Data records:

+ + + + + + +

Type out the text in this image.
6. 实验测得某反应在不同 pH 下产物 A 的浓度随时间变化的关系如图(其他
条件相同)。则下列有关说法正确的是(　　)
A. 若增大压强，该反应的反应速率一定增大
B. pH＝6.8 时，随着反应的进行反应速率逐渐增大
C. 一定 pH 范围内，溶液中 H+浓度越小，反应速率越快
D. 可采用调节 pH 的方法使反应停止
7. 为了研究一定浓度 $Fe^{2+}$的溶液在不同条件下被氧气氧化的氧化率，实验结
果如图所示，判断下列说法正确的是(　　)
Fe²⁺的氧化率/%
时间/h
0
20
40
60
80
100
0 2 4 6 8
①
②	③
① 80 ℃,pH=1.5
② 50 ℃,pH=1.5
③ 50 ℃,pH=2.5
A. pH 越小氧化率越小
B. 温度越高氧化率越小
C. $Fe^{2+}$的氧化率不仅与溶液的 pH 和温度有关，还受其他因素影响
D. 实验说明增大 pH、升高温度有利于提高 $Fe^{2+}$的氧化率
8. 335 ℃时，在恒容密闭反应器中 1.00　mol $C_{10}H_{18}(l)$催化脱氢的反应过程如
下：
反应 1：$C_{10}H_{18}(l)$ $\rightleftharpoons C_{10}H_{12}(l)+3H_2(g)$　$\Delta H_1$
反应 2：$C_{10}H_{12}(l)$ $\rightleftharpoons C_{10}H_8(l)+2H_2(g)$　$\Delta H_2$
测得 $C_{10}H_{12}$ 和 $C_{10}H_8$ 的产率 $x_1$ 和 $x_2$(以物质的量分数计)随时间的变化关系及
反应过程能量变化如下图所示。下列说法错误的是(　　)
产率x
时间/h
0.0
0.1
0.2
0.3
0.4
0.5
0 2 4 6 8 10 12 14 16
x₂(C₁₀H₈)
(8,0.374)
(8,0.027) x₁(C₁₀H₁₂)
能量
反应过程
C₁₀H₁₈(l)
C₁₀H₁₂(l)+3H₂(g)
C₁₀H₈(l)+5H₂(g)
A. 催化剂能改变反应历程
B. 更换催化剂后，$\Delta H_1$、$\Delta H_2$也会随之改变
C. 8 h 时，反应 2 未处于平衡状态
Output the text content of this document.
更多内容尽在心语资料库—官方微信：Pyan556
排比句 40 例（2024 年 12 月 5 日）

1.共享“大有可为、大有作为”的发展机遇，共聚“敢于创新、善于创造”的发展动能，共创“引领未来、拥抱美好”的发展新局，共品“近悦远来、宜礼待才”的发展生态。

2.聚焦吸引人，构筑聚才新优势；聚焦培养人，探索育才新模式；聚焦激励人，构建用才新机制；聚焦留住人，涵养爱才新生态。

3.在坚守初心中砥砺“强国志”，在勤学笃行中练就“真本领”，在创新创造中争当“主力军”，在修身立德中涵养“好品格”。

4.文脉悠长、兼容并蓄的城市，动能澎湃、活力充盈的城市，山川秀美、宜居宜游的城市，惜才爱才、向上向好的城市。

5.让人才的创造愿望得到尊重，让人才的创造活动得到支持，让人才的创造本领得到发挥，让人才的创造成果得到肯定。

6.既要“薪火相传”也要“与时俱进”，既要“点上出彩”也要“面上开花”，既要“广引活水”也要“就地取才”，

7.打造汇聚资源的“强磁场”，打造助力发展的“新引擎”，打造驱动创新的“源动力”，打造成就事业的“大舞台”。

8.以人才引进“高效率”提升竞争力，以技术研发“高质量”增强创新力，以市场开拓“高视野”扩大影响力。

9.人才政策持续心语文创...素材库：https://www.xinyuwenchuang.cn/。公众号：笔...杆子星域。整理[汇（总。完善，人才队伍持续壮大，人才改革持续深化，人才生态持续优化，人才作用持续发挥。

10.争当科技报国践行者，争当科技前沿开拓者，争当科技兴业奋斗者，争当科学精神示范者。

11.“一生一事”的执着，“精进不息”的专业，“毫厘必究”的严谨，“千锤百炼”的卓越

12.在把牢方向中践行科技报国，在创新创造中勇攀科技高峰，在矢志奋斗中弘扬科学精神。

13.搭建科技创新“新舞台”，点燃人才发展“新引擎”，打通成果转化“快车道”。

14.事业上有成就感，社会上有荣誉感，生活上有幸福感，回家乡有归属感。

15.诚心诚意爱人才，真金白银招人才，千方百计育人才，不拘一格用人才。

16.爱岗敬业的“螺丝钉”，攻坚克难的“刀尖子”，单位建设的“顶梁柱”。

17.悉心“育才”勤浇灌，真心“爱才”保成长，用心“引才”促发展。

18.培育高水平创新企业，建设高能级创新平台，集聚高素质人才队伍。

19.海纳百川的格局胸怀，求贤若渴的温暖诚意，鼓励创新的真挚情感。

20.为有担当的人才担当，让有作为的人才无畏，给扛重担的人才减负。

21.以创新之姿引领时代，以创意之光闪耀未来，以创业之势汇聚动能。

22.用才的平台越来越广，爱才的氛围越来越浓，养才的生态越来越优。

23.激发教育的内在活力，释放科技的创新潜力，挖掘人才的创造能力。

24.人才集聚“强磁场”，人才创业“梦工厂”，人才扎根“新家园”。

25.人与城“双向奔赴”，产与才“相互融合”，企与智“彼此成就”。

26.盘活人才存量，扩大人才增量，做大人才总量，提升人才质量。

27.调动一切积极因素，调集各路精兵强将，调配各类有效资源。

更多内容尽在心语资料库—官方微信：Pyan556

+ + + + + + +

Using the entries above, tally how many lines have the word "rightleftharpoons" in them; write the number and nothing more.

Finished exercise: 2